Task requirements :: Extract and list every line that contains the word "Feta".

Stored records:
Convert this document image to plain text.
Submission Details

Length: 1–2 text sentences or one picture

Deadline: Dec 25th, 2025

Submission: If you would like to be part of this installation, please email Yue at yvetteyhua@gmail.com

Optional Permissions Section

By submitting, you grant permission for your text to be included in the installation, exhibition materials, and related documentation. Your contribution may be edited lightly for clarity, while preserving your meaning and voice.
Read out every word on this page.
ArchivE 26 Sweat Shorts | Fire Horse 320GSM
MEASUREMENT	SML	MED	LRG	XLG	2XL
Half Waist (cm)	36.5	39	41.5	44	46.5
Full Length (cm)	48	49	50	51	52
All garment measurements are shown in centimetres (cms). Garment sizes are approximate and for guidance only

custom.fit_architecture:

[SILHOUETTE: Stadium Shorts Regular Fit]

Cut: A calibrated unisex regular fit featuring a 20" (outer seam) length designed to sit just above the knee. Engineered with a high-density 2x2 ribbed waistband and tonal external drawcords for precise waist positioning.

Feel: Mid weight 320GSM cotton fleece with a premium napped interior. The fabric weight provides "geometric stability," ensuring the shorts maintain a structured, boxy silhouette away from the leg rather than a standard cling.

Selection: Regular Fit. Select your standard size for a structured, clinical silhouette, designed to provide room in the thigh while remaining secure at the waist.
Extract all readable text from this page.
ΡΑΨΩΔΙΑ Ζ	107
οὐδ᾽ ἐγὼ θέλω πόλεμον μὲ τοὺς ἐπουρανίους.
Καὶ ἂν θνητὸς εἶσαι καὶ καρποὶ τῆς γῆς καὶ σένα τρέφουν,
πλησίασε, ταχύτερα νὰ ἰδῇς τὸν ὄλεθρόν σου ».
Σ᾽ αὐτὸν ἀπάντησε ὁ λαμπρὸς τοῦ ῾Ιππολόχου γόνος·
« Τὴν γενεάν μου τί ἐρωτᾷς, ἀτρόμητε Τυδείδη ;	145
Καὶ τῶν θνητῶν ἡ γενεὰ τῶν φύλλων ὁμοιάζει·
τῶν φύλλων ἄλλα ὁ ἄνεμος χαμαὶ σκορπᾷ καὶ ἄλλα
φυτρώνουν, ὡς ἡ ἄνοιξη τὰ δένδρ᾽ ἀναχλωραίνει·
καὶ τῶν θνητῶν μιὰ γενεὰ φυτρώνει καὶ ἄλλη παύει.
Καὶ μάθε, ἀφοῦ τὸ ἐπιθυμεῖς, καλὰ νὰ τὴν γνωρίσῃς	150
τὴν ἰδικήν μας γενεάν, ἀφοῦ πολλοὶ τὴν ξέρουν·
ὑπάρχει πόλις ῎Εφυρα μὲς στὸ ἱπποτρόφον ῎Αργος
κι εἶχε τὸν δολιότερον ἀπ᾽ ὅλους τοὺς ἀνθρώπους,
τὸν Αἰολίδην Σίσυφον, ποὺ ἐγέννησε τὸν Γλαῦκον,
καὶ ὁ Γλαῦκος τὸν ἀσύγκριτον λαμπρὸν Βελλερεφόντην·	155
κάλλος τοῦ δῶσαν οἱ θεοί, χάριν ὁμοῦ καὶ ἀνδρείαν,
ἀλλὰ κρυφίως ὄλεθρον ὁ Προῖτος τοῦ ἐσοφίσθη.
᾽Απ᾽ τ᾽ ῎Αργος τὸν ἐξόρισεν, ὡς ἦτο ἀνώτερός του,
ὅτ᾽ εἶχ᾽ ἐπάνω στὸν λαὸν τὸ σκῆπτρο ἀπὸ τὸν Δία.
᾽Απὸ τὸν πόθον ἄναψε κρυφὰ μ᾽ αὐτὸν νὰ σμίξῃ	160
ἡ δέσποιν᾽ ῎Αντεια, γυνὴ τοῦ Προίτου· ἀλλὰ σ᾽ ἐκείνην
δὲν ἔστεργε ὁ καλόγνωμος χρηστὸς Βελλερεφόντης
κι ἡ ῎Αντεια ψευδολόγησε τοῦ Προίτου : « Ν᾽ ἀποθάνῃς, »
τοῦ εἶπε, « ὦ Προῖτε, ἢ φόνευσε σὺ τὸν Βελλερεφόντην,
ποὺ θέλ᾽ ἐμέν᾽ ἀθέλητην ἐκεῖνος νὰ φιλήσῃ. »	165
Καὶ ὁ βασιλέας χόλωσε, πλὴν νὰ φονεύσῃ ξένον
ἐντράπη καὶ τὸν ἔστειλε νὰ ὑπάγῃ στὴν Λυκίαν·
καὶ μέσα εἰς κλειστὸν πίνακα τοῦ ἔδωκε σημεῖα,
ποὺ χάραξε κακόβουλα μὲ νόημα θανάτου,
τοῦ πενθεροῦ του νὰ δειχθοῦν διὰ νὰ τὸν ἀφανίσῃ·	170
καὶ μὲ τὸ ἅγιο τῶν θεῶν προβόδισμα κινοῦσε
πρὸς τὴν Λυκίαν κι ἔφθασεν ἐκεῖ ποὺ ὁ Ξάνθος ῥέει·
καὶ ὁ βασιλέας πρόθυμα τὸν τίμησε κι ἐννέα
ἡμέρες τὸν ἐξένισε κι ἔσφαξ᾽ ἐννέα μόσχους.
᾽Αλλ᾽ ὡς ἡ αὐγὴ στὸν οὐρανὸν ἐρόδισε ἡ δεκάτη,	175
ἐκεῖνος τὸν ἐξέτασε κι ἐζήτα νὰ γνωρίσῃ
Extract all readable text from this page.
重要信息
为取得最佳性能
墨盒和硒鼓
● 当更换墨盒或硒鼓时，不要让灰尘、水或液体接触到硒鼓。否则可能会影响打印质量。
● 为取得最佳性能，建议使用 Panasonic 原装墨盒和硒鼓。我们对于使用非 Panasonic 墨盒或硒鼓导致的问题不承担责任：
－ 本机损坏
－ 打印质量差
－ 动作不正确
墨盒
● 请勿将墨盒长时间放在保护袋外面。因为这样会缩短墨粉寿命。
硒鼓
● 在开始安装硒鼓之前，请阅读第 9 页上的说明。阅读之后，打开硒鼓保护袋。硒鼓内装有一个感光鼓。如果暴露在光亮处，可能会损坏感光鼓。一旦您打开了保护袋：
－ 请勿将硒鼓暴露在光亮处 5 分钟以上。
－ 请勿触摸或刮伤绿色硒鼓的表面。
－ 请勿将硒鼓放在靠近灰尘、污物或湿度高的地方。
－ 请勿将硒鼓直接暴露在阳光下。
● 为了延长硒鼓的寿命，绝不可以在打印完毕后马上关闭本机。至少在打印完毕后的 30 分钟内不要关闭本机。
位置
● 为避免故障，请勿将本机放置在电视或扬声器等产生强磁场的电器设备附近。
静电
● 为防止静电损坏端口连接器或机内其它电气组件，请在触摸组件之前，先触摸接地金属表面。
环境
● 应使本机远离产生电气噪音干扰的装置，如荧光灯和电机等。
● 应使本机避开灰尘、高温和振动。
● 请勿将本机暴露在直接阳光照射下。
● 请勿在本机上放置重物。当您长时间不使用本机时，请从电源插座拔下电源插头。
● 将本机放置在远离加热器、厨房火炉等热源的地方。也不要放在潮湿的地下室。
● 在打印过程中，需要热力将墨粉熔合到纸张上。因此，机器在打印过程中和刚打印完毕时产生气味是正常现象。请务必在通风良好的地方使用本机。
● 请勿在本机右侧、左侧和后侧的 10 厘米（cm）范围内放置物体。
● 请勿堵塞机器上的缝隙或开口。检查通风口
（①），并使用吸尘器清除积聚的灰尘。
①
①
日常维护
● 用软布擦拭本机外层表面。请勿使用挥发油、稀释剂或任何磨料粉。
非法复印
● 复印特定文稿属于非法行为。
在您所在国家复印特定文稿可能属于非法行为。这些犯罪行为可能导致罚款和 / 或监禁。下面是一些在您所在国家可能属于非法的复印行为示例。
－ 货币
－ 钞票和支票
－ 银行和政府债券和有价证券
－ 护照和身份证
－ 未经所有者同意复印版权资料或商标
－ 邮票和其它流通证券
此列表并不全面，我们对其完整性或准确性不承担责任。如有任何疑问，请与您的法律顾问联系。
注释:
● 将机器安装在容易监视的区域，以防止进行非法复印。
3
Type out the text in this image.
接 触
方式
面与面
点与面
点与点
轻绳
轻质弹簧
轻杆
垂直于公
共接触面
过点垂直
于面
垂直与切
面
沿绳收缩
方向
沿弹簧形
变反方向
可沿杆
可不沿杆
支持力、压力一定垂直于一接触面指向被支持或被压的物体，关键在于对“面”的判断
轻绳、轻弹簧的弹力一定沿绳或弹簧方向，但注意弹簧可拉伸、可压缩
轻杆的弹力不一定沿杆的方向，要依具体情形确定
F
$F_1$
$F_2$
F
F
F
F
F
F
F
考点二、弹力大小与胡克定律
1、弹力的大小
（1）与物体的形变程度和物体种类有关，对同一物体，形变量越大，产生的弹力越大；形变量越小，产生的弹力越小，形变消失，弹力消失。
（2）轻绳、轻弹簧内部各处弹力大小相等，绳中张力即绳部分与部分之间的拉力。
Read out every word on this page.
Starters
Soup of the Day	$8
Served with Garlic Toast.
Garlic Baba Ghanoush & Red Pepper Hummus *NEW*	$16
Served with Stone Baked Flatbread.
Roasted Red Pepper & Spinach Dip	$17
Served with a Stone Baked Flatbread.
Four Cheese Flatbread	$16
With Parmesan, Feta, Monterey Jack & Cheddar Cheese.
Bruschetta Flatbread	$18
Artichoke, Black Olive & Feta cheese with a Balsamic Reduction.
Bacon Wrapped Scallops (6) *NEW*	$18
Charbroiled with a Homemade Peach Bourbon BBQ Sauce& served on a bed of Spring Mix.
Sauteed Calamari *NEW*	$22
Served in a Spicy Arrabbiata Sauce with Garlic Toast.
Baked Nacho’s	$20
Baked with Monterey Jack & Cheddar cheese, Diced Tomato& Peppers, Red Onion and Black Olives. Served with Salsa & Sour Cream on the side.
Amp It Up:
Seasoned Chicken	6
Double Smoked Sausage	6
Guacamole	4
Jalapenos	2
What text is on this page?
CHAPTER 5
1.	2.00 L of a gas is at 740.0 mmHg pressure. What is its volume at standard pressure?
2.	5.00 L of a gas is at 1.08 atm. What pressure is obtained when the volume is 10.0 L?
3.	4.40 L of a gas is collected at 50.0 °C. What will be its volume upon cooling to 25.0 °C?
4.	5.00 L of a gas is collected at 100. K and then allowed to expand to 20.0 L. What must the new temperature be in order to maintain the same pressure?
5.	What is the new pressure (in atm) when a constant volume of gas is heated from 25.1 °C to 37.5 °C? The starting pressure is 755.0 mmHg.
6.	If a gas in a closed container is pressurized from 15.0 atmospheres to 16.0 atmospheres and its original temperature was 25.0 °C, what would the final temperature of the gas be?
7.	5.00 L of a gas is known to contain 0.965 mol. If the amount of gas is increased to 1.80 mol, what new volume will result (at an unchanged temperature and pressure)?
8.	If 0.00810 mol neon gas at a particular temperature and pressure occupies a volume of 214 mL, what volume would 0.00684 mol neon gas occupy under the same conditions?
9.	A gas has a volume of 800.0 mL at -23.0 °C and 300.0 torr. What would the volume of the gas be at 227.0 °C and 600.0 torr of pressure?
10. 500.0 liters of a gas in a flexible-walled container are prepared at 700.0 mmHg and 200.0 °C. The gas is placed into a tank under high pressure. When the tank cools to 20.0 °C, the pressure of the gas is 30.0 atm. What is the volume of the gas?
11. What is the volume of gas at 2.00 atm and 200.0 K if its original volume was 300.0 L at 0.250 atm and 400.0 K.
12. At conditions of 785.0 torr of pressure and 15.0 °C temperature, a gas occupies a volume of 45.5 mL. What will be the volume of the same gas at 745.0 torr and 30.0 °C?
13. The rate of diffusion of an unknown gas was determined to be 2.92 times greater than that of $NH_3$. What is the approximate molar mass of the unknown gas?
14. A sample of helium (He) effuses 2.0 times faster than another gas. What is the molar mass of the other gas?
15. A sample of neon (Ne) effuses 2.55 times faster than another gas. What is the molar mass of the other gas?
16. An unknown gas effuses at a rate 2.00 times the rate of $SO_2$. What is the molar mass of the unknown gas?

Result ::
With Parmesan, Feta, Monterey Jack & Cheddar Cheese.
Artichoke, Black Olive & Feta cheese with a Balsamic Reduction.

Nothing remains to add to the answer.